## PROMPT:
Return each line holding the string "screenshot".

## ENTRIES:
#####

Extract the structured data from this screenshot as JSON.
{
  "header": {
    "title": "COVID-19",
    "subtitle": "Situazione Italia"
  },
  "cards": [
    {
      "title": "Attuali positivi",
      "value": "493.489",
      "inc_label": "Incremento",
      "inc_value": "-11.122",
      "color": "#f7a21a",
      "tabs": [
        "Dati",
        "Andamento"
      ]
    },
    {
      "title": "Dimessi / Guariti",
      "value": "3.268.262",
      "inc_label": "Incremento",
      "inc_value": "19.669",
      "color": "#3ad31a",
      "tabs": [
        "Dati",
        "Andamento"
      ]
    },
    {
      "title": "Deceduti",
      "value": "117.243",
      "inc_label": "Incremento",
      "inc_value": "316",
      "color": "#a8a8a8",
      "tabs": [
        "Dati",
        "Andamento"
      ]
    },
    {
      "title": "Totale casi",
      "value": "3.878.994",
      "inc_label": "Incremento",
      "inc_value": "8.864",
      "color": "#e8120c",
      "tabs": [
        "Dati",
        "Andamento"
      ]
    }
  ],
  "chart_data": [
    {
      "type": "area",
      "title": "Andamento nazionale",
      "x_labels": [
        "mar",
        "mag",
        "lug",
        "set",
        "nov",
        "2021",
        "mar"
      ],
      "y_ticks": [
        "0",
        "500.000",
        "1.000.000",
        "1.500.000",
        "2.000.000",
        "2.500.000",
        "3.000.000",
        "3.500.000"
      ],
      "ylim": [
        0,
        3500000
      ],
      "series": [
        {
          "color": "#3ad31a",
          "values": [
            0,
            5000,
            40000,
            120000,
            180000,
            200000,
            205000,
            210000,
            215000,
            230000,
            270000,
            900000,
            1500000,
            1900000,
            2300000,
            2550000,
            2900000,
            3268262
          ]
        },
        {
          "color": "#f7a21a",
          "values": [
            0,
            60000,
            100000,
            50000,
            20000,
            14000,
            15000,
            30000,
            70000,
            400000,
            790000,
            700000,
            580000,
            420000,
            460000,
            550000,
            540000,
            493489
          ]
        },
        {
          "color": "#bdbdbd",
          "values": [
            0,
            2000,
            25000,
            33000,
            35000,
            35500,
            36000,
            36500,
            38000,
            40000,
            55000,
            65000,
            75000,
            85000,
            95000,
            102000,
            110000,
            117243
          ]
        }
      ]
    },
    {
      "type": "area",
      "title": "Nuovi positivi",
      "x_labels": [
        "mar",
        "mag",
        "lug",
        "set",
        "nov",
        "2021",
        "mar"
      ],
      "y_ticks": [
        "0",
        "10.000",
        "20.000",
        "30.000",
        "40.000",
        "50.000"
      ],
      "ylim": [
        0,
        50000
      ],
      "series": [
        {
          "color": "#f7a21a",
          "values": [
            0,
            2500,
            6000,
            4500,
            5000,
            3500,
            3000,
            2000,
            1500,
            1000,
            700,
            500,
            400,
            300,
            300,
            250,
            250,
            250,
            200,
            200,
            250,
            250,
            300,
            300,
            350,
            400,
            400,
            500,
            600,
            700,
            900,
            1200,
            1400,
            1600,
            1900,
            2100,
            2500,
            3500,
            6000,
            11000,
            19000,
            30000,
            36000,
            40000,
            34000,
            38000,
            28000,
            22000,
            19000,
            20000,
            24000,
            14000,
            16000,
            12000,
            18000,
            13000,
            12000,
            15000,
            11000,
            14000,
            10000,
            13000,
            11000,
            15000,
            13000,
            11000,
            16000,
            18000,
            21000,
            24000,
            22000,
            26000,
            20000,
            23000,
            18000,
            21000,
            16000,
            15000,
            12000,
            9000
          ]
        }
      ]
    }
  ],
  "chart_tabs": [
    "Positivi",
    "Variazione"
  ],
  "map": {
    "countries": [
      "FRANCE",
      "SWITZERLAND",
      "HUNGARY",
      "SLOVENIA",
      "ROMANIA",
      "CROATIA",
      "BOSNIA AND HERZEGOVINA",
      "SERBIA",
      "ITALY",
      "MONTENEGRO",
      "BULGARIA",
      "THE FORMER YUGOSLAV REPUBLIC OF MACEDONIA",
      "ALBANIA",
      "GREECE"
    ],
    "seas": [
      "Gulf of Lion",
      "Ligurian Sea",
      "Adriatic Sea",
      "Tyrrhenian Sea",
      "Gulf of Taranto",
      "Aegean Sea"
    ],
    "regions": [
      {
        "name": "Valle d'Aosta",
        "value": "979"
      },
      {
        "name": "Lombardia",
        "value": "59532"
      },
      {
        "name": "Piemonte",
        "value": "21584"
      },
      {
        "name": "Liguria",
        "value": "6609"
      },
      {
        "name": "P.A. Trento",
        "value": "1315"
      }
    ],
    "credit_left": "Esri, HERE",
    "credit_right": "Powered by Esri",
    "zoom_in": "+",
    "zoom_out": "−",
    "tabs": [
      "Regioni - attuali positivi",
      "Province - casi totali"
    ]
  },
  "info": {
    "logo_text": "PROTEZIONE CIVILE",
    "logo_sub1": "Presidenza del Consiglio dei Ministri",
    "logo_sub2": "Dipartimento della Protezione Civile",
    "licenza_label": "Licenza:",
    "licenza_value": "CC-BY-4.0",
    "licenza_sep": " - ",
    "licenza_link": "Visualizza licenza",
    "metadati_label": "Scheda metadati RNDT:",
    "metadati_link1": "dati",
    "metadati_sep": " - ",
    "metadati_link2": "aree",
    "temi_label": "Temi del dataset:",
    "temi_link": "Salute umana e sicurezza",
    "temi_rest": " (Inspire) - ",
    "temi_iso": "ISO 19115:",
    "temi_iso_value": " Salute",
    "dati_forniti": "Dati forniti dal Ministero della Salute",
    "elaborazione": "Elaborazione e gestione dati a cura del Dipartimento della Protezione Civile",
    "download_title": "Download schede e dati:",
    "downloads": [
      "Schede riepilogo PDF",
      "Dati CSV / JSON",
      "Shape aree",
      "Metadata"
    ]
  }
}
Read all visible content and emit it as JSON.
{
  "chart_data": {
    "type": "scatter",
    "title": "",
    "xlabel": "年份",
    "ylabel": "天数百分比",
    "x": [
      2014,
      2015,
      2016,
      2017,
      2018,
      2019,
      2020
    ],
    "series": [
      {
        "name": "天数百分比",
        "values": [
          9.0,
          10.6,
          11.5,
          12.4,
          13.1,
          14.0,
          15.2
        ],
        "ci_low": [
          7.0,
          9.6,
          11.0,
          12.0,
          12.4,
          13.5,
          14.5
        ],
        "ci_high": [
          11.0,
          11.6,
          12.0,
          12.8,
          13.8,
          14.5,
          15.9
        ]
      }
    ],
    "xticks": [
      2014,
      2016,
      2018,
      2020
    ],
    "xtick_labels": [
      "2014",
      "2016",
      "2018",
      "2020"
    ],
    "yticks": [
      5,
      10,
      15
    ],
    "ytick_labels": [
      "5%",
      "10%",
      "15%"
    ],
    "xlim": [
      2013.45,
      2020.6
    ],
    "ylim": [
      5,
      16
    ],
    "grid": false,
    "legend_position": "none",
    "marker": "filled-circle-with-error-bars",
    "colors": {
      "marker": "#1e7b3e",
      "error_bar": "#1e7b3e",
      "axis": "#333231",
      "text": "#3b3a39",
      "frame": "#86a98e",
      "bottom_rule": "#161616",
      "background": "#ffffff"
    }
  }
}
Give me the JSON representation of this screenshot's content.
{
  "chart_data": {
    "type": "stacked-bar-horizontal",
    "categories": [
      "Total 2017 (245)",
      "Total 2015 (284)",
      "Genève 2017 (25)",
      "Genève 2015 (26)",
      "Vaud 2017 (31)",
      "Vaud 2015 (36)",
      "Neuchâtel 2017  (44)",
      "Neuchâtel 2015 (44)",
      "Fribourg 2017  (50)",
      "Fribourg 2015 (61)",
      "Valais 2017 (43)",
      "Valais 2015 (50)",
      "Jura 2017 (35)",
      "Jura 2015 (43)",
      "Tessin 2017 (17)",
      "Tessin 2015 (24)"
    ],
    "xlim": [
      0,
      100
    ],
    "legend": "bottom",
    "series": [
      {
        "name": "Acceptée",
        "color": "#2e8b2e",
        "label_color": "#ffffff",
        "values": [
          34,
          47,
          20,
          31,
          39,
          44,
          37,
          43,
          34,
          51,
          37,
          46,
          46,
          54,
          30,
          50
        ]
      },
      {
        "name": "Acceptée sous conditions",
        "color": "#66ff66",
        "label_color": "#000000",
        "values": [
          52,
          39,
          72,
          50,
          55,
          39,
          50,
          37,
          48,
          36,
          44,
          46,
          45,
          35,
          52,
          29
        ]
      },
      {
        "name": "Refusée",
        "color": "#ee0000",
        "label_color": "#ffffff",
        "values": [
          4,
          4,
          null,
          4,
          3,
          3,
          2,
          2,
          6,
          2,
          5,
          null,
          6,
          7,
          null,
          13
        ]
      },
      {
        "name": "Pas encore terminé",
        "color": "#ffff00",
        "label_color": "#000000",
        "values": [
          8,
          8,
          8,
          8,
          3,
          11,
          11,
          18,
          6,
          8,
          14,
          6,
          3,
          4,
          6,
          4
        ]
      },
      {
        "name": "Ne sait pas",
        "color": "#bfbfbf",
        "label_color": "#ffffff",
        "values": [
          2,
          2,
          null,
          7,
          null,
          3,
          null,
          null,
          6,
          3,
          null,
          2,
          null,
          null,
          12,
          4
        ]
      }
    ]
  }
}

#####

## RESULT OF THE TASK:
Extract the structured data from this screenshot as JSON.
Give me the JSON representation of this screenshot's content.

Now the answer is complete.